-- BEGIN --
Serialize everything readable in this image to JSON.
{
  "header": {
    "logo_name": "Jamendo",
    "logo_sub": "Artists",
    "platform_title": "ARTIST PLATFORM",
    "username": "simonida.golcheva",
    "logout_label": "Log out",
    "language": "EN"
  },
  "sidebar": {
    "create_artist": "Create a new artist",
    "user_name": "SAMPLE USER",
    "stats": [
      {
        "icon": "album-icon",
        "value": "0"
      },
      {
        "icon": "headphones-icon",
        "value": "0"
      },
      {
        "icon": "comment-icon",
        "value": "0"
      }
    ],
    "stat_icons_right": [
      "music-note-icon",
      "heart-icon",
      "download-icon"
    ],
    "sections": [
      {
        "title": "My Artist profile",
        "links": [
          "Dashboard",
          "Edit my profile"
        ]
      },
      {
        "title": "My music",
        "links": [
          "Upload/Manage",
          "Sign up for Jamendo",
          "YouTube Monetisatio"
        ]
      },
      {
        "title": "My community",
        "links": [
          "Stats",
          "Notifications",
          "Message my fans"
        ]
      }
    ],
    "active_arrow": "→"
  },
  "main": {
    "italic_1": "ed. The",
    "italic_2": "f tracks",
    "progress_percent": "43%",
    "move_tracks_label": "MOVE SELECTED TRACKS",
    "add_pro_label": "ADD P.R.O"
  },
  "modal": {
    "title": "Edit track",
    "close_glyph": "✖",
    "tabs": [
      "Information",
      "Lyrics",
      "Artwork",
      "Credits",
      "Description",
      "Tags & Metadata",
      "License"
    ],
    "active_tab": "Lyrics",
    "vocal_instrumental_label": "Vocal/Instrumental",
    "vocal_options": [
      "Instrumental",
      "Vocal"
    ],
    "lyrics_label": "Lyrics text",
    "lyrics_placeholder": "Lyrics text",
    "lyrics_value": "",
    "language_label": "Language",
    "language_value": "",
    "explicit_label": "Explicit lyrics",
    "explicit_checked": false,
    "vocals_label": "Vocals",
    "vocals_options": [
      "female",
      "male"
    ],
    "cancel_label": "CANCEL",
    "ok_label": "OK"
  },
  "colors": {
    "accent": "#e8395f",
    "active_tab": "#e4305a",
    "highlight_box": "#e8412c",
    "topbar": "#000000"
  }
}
-- END --
Aim:
Out of the material above, gather each line where "profile" appears.

Exercise solution:
        "title": "My Artist profile",
          "Edit my profile"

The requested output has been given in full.